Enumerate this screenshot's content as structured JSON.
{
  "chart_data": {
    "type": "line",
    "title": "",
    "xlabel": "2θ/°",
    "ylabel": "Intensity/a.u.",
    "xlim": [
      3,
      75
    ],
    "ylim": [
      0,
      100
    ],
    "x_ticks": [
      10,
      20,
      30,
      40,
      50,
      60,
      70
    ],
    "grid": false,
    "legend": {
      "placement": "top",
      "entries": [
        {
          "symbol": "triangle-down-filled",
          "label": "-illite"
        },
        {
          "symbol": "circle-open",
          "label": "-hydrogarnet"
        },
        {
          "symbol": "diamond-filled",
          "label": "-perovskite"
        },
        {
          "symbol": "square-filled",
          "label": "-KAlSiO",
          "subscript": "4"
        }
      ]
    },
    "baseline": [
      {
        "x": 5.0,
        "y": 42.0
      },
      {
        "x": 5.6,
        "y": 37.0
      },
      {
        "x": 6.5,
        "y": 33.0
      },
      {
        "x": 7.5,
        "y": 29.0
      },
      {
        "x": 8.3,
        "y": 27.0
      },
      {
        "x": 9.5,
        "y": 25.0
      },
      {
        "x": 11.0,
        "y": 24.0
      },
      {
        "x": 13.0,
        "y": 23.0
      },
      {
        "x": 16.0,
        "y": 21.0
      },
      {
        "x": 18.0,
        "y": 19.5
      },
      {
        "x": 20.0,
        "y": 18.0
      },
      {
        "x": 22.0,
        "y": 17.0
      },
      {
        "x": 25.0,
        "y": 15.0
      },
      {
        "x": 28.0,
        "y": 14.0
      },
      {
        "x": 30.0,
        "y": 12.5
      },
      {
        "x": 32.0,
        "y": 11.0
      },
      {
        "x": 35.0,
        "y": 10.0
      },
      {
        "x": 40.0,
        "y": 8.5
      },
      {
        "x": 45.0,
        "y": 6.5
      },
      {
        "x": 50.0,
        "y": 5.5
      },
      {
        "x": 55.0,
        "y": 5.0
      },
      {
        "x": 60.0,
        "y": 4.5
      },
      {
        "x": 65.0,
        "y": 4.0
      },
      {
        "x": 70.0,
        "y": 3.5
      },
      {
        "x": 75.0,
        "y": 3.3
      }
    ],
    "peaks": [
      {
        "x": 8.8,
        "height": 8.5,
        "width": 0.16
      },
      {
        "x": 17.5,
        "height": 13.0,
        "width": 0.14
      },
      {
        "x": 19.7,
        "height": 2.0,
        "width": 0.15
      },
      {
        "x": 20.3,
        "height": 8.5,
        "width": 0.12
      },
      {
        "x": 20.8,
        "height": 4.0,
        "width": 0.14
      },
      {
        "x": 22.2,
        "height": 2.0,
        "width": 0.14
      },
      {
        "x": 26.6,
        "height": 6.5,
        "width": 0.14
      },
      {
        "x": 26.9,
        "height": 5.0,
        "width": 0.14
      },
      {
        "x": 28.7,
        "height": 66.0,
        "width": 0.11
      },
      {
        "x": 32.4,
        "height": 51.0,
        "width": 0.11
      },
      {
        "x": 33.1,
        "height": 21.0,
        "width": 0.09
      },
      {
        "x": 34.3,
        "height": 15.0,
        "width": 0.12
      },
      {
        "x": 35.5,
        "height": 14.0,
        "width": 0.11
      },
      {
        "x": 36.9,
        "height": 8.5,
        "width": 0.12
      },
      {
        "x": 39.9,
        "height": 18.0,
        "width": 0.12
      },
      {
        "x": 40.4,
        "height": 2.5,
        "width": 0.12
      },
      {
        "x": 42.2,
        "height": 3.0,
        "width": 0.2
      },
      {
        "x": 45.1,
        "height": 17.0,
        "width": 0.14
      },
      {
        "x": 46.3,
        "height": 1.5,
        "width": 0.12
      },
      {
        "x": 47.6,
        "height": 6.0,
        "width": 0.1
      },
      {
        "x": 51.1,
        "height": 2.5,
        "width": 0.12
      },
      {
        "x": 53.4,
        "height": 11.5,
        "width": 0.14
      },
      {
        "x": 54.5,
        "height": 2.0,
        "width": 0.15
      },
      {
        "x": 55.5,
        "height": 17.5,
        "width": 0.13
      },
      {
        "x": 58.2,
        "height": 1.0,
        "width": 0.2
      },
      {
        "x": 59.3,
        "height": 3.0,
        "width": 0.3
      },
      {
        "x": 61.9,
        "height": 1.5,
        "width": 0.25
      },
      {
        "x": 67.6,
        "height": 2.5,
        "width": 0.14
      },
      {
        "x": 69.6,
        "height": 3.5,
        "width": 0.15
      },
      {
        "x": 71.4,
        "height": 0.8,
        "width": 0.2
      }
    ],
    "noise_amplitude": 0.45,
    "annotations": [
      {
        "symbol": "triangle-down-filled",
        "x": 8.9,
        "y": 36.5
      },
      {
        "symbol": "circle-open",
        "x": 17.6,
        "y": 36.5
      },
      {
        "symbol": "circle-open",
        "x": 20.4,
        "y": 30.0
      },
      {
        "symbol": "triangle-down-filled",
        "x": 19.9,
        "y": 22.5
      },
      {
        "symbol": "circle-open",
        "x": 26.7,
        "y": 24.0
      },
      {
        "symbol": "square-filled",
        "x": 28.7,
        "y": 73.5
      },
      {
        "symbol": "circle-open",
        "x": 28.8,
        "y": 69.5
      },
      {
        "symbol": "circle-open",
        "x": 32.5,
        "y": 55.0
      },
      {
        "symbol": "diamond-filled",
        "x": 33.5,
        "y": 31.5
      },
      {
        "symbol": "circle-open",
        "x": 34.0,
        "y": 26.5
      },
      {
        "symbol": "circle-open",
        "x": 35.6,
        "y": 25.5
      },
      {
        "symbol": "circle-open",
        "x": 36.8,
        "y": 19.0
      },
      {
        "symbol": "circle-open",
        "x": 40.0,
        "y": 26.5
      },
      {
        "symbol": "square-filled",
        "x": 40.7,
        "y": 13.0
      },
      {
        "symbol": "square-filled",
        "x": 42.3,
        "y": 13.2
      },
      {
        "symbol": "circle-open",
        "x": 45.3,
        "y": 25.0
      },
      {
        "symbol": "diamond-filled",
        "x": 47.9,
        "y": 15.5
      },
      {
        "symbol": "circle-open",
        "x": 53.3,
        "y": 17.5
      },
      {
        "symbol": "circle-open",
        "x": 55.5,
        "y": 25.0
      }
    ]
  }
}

• [Exercise]:
Show the data once more, exactly as it was written.

• [Solved problem]:
Enumerate this screenshot's content as structured JSON.
{
  "chart_data": {
    "type": "line",
    "title": "",
    "xlabel": "2θ/°",
    "ylabel": "Intensity/a.u.",
    "xlim": [
      3,
      75
    ],
    "ylim": [
      0,
      100
    ],
    "x_ticks": [
      10,
      20,
      30,
      40,
      50,
      60,
      70
    ],
    "grid": false,
    "legend": {
      "placement": "top",
      "entries": [
        {
          "symbol": "triangle-down-filled",
          "label": "-illite"
        },
        {
          "symbol": "circle-open",
          "label": "-hydrogarnet"
        },
        {
          "symbol": "diamond-filled",
          "label": "-perovskite"
        },
        {
          "symbol": "square-filled",
          "label": "-KAlSiO",
          "subscript": "4"
        }
      ]
    },
    "baseline": [
      {
        "x": 5.0,
        "y": 42.0
      },
      {
        "x": 5.6,
        "y": 37.0
      },
      {
        "x": 6.5,
        "y": 33.0
      },
      {
        "x": 7.5,
        "y": 29.0
      },
      {
        "x": 8.3,
        "y": 27.0
      },
      {
        "x": 9.5,
        "y": 25.0
      },
      {
        "x": 11.0,
        "y": 24.0
      },
      {
        "x": 13.0,
        "y": 23.0
      },
      {
        "x": 16.0,
        "y": 21.0
      },
      {
        "x": 18.0,
        "y": 19.5
      },
      {
        "x": 20.0,
        "y": 18.0
      },
      {
        "x": 22.0,
        "y": 17.0
      },
      {
        "x": 25.0,
        "y": 15.0
      },
      {
        "x": 28.0,
        "y": 14.0
      },
      {
        "x": 30.0,
        "y": 12.5
      },
      {
        "x": 32.0,
        "y": 11.0
      },
      {
        "x": 35.0,
        "y": 10.0
      },
      {
        "x": 40.0,
        "y": 8.5
      },
      {
        "x": 45.0,
        "y": 6.5
      },
      {
        "x": 50.0,
        "y": 5.5
      },
      {
        "x": 55.0,
        "y": 5.0
      },
      {
        "x": 60.0,
        "y": 4.5
      },
      {
        "x": 65.0,
        "y": 4.0
      },
      {
        "x": 70.0,
        "y": 3.5
      },
      {
        "x": 75.0,
        "y": 3.3
      }
    ],
    "peaks": [
      {
        "x": 8.8,
        "height": 8.5,
        "width": 0.16
      },
      {
        "x": 17.5,
        "height": 13.0,
        "width": 0.14
      },
      {
        "x": 19.7,
        "height": 2.0,
        "width": 0.15
      },
      {
        "x": 20.3,
        "height": 8.5,
        "width": 0.12
      },
      {
        "x": 20.8,
        "height": 4.0,
        "width": 0.14
      },
      {
        "x": 22.2,
        "height": 2.0,
        "width": 0.14
      },
      {
        "x": 26.6,
        "height": 6.5,
        "width": 0.14
      },
      {
        "x": 26.9,
        "height": 5.0,
        "width": 0.14
      },
      {
        "x": 28.7,
        "height": 66.0,
        "width": 0.11
      },
      {
        "x": 32.4,
        "height": 51.0,
        "width": 0.11
      },
      {
        "x": 33.1,
        "height": 21.0,
        "width": 0.09
      },
      {
        "x": 34.3,
        "height": 15.0,
        "width": 0.12
      },
      {
        "x": 35.5,
        "height": 14.0,
        "width": 0.11
      },
      {
        "x": 36.9,
        "height": 8.5,
        "width": 0.12
      },
      {
        "x": 39.9,
        "height": 18.0,
        "width": 0.12
      },
      {
        "x": 40.4,
        "height": 2.5,
        "width": 0.12
      },
      {
        "x": 42.2,
        "height": 3.0,
        "width": 0.2
      },
      {
        "x": 45.1,
        "height": 17.0,
        "width": 0.14
      },
      {
        "x": 46.3,
        "height": 1.5,
        "width": 0.12
      },
      {
        "x": 47.6,
        "height": 6.0,
        "width": 0.1
      },
      {
        "x": 51.1,
        "height": 2.5,
        "width": 0.12
      },
      {
        "x": 53.4,
        "height": 11.5,
        "width": 0.14
      },
      {
        "x": 54.5,
        "height": 2.0,
        "width": 0.15
      },
      {
        "x": 55.5,
        "height": 17.5,
        "width": 0.13
      },
      {
        "x": 58.2,
        "height": 1.0,
        "width": 0.2
      },
      {
        "x": 59.3,
        "height": 3.0,
        "width": 0.3
      },
      {
        "x": 61.9,
        "height": 1.5,
        "width": 0.25
      },
      {
        "x": 67.6,
        "height": 2.5,
        "width": 0.14
      },
      {
        "x": 69.6,
        "height": 3.5,
        "width": 0.15
      },
      {
        "x": 71.4,
        "height": 0.8,
        "width": 0.2
      }
    ],
    "noise_amplitude": 0.45,
    "annotations": [
      {
        "symbol": "triangle-down-filled",
        "x": 8.9,
        "y": 36.5
      },
      {
        "symbol": "circle-open",
        "x": 17.6,
        "y": 36.5
      },
      {
        "symbol": "circle-open",
        "x": 20.4,
        "y": 30.0
      },
      {
        "symbol": "triangle-down-filled",
        "x": 19.9,
        "y": 22.5
      },
      {
        "symbol": "circle-open",
        "x": 26.7,
        "y": 24.0
      },
      {
        "symbol": "square-filled",
        "x": 28.7,
        "y": 73.5
      },
      {
        "symbol": "circle-open",
        "x": 28.8,
        "y": 69.5
      },
      {
        "symbol": "circle-open",
        "x": 32.5,
        "y": 55.0
      },
      {
        "symbol": "diamond-filled",
        "x": 33.5,
        "y": 31.5
      },
      {
        "symbol": "circle-open",
        "x": 34.0,
        "y": 26.5
      },
      {
        "symbol": "circle-open",
        "x": 35.6,
        "y": 25.5
      },
      {
        "symbol": "circle-open",
        "x": 36.8,
        "y": 19.0
      },
      {
        "symbol": "circle-open",
        "x": 40.0,
        "y": 26.5
      },
      {
        "symbol": "square-filled",
        "x": 40.7,
        "y": 13.0
      },
      {
        "symbol": "square-filled",
        "x": 42.3,
        "y": 13.2
      },
      {
        "symbol": "circle-open",
        "x": 45.3,
        "y": 25.0
      },
      {
        "symbol": "diamond-filled",
        "x": 47.9,
        "y": 15.5
      },
      {
        "symbol": "circle-open",
        "x": 53.3,
        "y": 17.5
      },
      {
        "symbol": "circle-open",
        "x": 55.5,
        "y": 25.0
      }
    ]
  }
}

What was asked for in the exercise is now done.